_BRIEF_
The records below are made of lines; count those holding the word "various" and give the number only.

━━━━━ RECORDS SHOWN

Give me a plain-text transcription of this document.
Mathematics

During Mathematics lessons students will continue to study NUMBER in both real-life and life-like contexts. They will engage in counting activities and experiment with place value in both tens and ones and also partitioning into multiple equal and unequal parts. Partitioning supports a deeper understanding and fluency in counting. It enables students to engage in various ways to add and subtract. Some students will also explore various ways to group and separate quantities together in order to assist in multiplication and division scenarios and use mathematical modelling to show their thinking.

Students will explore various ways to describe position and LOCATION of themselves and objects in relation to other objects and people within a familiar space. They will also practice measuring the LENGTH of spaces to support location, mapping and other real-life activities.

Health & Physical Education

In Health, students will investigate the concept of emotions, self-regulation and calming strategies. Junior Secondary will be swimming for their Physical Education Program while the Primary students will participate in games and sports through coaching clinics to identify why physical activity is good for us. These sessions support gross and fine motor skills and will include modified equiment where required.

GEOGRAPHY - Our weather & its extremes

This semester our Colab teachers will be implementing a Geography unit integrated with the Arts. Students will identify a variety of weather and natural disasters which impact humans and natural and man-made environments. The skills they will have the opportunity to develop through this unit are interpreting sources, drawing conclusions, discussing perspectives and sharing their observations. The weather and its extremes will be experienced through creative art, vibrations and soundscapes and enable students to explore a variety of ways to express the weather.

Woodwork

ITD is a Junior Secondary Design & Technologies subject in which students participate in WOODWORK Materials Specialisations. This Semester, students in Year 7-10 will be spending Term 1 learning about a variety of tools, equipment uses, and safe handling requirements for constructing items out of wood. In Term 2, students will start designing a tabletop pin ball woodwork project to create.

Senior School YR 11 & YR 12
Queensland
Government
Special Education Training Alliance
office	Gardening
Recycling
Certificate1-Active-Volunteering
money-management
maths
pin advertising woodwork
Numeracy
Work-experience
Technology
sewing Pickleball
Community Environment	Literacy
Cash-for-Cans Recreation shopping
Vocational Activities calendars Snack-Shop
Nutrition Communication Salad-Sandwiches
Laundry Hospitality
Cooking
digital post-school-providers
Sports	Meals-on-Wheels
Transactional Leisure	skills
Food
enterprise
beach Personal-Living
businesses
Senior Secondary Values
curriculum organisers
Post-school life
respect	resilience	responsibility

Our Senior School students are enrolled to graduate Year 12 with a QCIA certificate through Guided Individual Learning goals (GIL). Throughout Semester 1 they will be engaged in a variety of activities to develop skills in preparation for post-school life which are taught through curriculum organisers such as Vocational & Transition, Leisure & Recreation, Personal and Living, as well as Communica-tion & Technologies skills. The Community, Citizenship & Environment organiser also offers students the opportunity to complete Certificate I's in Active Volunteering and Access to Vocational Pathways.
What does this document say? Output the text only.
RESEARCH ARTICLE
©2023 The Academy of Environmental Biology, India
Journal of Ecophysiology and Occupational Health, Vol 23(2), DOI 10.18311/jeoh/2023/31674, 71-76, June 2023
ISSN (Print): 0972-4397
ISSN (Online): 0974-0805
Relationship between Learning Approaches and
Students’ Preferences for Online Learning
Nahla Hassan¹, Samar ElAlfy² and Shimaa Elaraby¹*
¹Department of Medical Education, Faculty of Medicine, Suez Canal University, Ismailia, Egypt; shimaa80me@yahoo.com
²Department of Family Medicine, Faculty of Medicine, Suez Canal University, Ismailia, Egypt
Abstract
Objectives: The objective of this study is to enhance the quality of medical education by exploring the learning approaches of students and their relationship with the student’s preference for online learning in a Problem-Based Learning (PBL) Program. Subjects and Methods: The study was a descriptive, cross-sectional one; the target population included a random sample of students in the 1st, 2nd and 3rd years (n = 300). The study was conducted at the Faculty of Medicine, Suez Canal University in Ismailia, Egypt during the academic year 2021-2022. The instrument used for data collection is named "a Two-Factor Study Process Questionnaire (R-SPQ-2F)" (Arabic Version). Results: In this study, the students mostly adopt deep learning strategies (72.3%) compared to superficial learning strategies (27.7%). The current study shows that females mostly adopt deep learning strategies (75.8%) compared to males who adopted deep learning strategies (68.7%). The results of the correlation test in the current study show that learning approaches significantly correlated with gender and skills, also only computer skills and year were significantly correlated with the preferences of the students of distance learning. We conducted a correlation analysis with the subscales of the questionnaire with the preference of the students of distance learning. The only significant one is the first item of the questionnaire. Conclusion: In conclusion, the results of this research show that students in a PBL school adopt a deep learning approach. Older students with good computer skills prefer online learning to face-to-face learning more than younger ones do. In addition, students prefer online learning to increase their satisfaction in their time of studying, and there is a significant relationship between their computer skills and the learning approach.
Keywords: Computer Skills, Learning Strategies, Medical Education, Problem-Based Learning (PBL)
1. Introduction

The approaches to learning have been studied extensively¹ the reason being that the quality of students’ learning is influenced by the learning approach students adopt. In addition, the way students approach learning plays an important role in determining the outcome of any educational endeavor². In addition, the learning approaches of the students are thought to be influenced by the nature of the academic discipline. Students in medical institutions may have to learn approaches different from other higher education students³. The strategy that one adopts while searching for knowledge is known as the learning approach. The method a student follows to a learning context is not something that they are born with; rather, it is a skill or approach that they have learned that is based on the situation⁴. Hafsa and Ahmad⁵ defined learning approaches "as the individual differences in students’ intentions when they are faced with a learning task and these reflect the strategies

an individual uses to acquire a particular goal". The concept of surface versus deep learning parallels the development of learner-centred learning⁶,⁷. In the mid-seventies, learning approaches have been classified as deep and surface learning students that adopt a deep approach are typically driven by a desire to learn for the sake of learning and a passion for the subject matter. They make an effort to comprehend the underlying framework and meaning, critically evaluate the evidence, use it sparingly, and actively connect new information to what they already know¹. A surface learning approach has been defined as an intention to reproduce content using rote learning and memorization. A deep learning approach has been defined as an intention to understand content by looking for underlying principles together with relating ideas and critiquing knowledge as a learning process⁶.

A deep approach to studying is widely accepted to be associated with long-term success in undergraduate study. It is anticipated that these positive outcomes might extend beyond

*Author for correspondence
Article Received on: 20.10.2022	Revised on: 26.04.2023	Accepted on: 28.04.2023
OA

━━━━━━━━━━

_EXPECTED OUTPUT_
2